╭─ Data to process

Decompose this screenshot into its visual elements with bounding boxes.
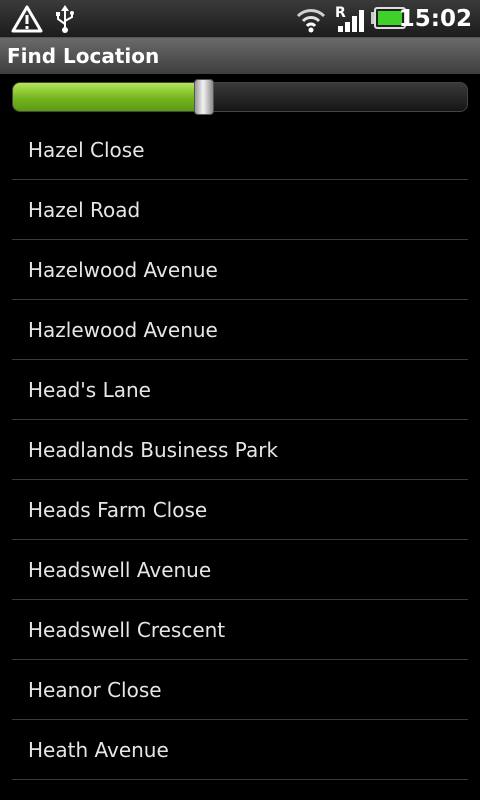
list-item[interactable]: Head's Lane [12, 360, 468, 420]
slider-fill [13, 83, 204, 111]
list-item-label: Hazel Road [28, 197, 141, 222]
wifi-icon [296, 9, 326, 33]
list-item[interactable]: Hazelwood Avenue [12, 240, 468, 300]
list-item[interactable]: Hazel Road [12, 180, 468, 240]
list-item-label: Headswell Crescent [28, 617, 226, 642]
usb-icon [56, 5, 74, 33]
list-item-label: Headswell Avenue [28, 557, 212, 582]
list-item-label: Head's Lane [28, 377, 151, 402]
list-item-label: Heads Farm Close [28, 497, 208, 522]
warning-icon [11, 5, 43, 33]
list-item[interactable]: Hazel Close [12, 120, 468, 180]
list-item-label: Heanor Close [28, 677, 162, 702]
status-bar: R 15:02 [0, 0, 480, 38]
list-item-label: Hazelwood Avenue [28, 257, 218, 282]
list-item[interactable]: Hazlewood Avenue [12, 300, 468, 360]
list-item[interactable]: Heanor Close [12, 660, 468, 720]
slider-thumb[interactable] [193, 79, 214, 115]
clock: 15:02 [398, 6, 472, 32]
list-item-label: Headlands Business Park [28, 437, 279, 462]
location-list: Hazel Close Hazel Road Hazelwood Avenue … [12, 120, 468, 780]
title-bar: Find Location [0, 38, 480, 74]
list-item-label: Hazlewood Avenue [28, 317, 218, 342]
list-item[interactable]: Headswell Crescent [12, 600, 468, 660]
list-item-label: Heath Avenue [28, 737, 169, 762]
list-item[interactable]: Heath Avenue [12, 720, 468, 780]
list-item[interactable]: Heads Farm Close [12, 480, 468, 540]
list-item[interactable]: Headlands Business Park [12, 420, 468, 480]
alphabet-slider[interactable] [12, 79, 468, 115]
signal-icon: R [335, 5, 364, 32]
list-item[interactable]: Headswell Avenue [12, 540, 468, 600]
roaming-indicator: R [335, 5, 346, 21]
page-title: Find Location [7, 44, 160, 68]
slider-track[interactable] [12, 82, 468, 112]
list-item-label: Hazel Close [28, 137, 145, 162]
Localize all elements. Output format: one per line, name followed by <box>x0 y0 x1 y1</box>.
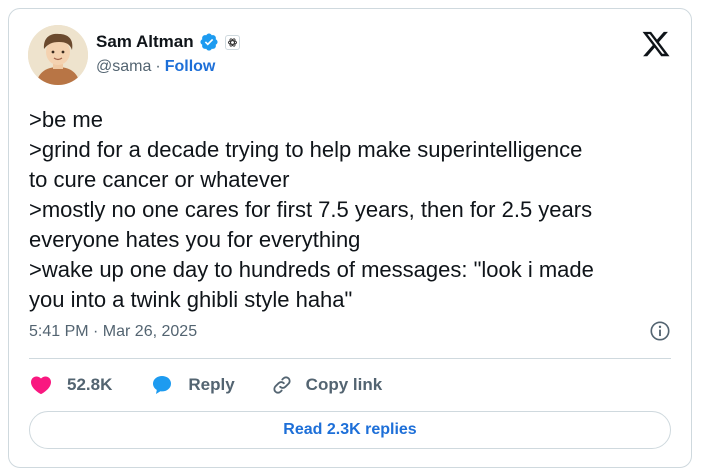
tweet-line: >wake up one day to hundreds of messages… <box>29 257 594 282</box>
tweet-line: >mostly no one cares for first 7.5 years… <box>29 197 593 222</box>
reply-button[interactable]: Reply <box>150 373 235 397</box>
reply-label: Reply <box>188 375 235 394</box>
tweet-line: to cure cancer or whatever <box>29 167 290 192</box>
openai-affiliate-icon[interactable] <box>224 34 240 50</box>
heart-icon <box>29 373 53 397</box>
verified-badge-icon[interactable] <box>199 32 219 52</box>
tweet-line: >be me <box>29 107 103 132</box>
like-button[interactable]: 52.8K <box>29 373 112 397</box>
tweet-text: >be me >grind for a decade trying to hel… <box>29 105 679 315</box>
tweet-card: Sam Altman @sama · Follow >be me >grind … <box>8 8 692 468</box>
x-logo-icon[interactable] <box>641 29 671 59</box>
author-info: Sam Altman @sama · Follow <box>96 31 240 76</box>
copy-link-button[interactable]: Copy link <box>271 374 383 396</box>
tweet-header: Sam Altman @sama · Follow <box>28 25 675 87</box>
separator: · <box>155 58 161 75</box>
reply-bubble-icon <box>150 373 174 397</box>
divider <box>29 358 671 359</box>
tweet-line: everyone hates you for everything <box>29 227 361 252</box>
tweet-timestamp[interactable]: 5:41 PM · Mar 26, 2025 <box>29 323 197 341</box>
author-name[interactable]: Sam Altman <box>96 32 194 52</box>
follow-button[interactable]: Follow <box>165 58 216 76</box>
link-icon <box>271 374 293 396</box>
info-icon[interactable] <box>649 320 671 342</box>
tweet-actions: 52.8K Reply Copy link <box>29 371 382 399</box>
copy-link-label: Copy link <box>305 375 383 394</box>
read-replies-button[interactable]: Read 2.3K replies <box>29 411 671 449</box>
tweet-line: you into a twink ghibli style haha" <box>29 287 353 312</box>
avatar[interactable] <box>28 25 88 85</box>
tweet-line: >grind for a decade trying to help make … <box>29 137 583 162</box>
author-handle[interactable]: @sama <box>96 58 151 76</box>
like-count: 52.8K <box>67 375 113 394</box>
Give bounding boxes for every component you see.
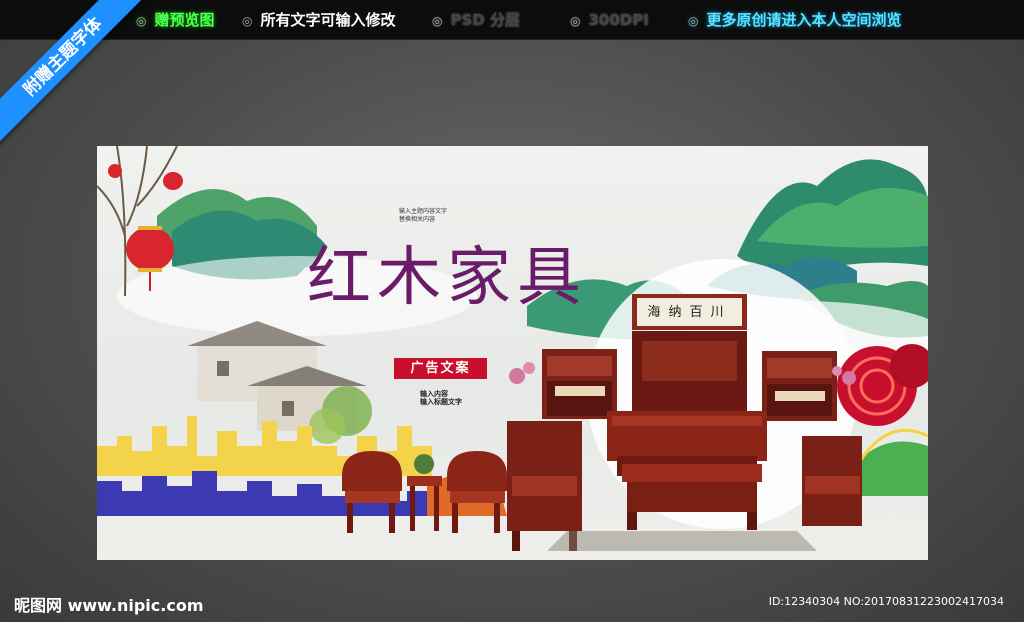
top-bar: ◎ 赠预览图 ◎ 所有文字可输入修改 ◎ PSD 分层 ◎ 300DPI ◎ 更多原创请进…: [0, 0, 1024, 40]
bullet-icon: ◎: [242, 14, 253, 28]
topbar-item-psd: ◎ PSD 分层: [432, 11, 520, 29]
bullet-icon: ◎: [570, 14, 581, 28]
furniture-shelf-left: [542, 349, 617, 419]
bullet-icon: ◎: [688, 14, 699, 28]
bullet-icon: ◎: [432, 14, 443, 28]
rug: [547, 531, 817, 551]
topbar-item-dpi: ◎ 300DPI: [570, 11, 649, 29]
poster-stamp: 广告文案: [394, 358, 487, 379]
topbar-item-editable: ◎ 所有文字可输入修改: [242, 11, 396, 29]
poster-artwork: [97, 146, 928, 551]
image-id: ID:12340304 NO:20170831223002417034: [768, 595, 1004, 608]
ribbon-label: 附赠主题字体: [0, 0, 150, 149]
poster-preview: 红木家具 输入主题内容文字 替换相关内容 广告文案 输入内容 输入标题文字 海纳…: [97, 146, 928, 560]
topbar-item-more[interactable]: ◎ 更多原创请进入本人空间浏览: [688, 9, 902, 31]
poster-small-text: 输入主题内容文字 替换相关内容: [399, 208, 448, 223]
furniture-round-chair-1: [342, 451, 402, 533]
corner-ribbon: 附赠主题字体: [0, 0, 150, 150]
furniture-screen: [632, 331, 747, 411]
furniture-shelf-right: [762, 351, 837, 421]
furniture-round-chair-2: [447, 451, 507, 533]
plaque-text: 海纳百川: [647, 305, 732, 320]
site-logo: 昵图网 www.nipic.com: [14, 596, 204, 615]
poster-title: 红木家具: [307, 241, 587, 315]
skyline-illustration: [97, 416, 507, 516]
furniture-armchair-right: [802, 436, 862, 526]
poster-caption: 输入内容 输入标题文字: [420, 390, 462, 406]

╰─

■ What is expected
Write out the lines in the dataset rows above without any changes, from the line containing "list-item[interactable]: Head's Lane" through the line containing "Localize all elements.", with both of those lines included.

■ Task solution
list-item[interactable]: Head's Lane [12, 360, 468, 420]
slider-fill [13, 83, 204, 111]
list-item-label: Hazel Road [28, 197, 141, 222]
wifi-icon [296, 9, 326, 33]
list-item[interactable]: Hazelwood Avenue [12, 240, 468, 300]
list-item[interactable]: Hazel Road [12, 180, 468, 240]
list-item-label: Headswell Crescent [28, 617, 226, 642]
usb-icon [56, 5, 74, 33]
list-item-label: Headswell Avenue [28, 557, 212, 582]
list-item-label: Head's Lane [28, 377, 151, 402]
list-item-label: Heads Farm Close [28, 497, 208, 522]
warning-icon [11, 5, 43, 33]
list-item[interactable]: Hazel Close [12, 120, 468, 180]
list-item-label: Heanor Close [28, 677, 162, 702]
status-bar: R 15:02 [0, 0, 480, 38]
list-item-label: Hazelwood Avenue [28, 257, 218, 282]
list-item[interactable]: Hazlewood Avenue [12, 300, 468, 360]
list-item[interactable]: Heanor Close [12, 660, 468, 720]
slider-thumb[interactable] [193, 79, 214, 115]
clock: 15:02 [398, 6, 472, 32]
list-item-label: Headlands Business Park [28, 437, 279, 462]
location-list: Hazel Close Hazel Road Hazelwood Avenue … [12, 120, 468, 780]
title-bar: Find Location [0, 38, 480, 74]
list-item-label: Hazlewood Avenue [28, 317, 218, 342]
list-item[interactable]: Headswell Crescent [12, 600, 468, 660]
list-item-label: Heath Avenue [28, 737, 169, 762]
list-item[interactable]: Heath Avenue [12, 720, 468, 780]
list-item[interactable]: Heads Farm Close [12, 480, 468, 540]
list-item[interactable]: Headlands Business Park [12, 420, 468, 480]
alphabet-slider[interactable] [12, 79, 468, 115]
signal-icon: R [335, 5, 364, 32]
list-item[interactable]: Headswell Avenue [12, 540, 468, 600]
roaming-indicator: R [335, 5, 346, 21]
page-title: Find Location [7, 44, 160, 68]
slider-track[interactable] [12, 82, 468, 112]
list-item-label: Hazel Close [28, 137, 145, 162]
Localize all elements. Output format: one per line, name followed by <box>x0 y0 x1 y1</box>.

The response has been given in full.